Set exercise: Please retype every line of the data below with no changes.

Data supplied:
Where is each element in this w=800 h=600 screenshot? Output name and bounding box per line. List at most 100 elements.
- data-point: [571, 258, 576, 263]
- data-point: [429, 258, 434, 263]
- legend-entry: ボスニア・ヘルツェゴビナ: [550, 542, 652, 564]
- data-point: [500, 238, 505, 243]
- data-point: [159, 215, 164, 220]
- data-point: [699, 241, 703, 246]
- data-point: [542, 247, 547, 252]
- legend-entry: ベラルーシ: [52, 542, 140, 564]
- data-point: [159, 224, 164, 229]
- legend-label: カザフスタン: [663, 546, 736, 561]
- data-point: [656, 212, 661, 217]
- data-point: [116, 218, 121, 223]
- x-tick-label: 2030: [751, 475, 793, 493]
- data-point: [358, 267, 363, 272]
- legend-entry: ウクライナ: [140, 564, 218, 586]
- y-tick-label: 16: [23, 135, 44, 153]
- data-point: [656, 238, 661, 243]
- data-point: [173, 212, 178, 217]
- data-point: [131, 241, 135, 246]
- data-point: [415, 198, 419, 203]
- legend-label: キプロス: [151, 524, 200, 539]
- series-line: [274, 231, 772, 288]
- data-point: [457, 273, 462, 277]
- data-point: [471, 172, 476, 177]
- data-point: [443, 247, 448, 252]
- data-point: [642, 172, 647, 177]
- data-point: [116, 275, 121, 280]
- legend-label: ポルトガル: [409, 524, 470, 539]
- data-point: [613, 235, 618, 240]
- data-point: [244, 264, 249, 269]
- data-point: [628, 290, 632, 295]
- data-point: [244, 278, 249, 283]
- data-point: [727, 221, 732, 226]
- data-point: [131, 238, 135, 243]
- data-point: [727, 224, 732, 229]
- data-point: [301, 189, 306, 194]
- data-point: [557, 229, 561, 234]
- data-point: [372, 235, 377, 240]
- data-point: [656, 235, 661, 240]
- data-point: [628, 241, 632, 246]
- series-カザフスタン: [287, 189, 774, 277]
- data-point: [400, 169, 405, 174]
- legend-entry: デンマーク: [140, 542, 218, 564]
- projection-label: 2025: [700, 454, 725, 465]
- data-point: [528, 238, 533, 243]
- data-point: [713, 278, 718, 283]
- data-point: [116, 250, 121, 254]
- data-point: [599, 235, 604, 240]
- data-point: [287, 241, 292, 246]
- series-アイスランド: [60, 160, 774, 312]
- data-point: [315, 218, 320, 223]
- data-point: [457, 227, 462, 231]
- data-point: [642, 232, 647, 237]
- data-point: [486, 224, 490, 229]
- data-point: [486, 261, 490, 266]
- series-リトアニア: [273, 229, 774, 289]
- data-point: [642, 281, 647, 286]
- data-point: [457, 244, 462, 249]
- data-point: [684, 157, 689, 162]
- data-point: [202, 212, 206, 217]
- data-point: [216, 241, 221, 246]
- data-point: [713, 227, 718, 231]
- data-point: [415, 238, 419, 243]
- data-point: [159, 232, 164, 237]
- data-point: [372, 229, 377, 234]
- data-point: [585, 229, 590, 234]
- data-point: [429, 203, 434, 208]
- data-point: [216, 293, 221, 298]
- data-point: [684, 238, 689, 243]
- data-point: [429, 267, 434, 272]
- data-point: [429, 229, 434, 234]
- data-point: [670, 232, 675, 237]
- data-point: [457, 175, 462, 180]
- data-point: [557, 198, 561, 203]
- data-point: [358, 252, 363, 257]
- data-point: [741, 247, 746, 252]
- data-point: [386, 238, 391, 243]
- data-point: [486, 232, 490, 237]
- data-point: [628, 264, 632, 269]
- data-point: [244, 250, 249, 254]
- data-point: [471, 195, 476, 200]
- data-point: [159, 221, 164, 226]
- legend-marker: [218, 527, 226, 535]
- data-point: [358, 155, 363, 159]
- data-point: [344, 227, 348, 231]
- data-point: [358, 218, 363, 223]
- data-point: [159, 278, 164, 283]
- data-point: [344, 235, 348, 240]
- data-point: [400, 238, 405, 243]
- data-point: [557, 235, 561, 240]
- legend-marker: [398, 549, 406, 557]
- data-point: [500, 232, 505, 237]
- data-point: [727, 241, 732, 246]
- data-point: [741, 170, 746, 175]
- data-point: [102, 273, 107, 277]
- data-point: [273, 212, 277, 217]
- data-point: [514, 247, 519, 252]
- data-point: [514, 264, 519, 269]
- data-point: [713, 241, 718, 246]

Solution for this task:
Where is each element in this w=800 h=600 screenshot? Output name and bounding box per line. List at most 100 elements.
- data-point: [571, 258, 576, 263]
- data-point: [429, 258, 434, 263]
- legend-entry: ボスニア・ヘルツェゴビナ: [550, 542, 652, 564]
- data-point: [500, 238, 505, 243]
- data-point: [159, 215, 164, 220]
- data-point: [699, 241, 703, 246]
- data-point: [542, 247, 547, 252]
- legend-entry: ベラルーシ: [52, 542, 140, 564]
- data-point: [159, 224, 164, 229]
- legend-label: カザフスタン: [663, 546, 736, 561]
- data-point: [656, 212, 661, 217]
- data-point: [116, 218, 121, 223]
- x-tick-label: 2030: [751, 475, 793, 493]
- data-point: [358, 267, 363, 272]
- legend-entry: ウクライナ: [140, 564, 218, 586]
- y-tick-label: 16: [23, 135, 44, 153]
- data-point: [656, 238, 661, 243]
- data-point: [173, 212, 178, 217]
- data-point: [131, 241, 135, 246]
- data-point: [415, 198, 419, 203]
- legend-label: キプロス: [151, 524, 200, 539]
- series-line: [274, 231, 772, 288]
- data-point: [457, 273, 462, 277]
- data-point: [471, 172, 476, 177]
- data-point: [443, 247, 448, 252]
- data-point: [642, 172, 647, 177]
- data-point: [116, 275, 121, 280]
- legend-label: ポルトガル: [409, 524, 470, 539]
- data-point: [613, 235, 618, 240]
- data-point: [244, 264, 249, 269]
- data-point: [628, 290, 632, 295]
- data-point: [244, 278, 249, 283]
- data-point: [727, 221, 732, 226]
- data-point: [131, 238, 135, 243]
- data-point: [727, 224, 732, 229]
- data-point: [301, 189, 306, 194]
- data-point: [557, 229, 561, 234]
- data-point: [372, 235, 377, 240]
- data-point: [656, 235, 661, 240]
- data-point: [628, 241, 632, 246]
- series-カザフスタン: [287, 189, 774, 277]
- data-point: [400, 169, 405, 174]
- legend-entry: デンマーク: [140, 542, 218, 564]
- projection-label: 2025: [700, 454, 725, 465]
- data-point: [528, 238, 533, 243]
- data-point: [713, 278, 718, 283]
- data-point: [116, 250, 121, 254]
- data-point: [599, 235, 604, 240]
- data-point: [287, 241, 292, 246]
- series-アイスランド: [60, 160, 774, 312]
- data-point: [315, 218, 320, 223]
- data-point: [457, 227, 462, 231]
- data-point: [642, 232, 647, 237]
- data-point: [486, 224, 490, 229]
- data-point: [486, 261, 490, 266]
- series-リトアニア: [273, 229, 774, 289]
- data-point: [642, 281, 647, 286]
- data-point: [457, 244, 462, 249]
- data-point: [684, 157, 689, 162]
- data-point: [202, 212, 206, 217]
- data-point: [216, 241, 221, 246]
- data-point: [713, 227, 718, 231]
- data-point: [415, 238, 419, 243]
- data-point: [159, 232, 164, 237]
- data-point: [372, 229, 377, 234]
- data-point: [585, 229, 590, 234]
- data-point: [429, 203, 434, 208]
- data-point: [216, 293, 221, 298]
- data-point: [684, 238, 689, 243]
- data-point: [429, 267, 434, 272]
- data-point: [429, 229, 434, 234]
- data-point: [670, 232, 675, 237]
- data-point: [457, 175, 462, 180]
- data-point: [557, 198, 561, 203]
- data-point: [358, 252, 363, 257]
- data-point: [741, 247, 746, 252]
- data-point: [386, 238, 391, 243]
- data-point: [486, 232, 490, 237]
- data-point: [628, 264, 632, 269]
- data-point: [244, 250, 249, 254]
- data-point: [471, 195, 476, 200]
- data-point: [159, 221, 164, 226]
- legend-marker: [218, 527, 226, 535]
- data-point: [358, 155, 363, 159]
- data-point: [344, 227, 348, 231]
- data-point: [358, 218, 363, 223]
- data-point: [159, 278, 164, 283]
- data-point: [344, 235, 348, 240]
- data-point: [400, 238, 405, 243]
- data-point: [557, 235, 561, 240]
- legend-marker: [398, 549, 406, 557]
- data-point: [500, 232, 505, 237]
- data-point: [727, 241, 732, 246]
- data-point: [741, 170, 746, 175]
- data-point: [102, 273, 107, 277]
- data-point: [273, 212, 277, 217]
- data-point: [514, 247, 519, 252]
- data-point: [514, 264, 519, 269]
- data-point: [713, 241, 718, 246]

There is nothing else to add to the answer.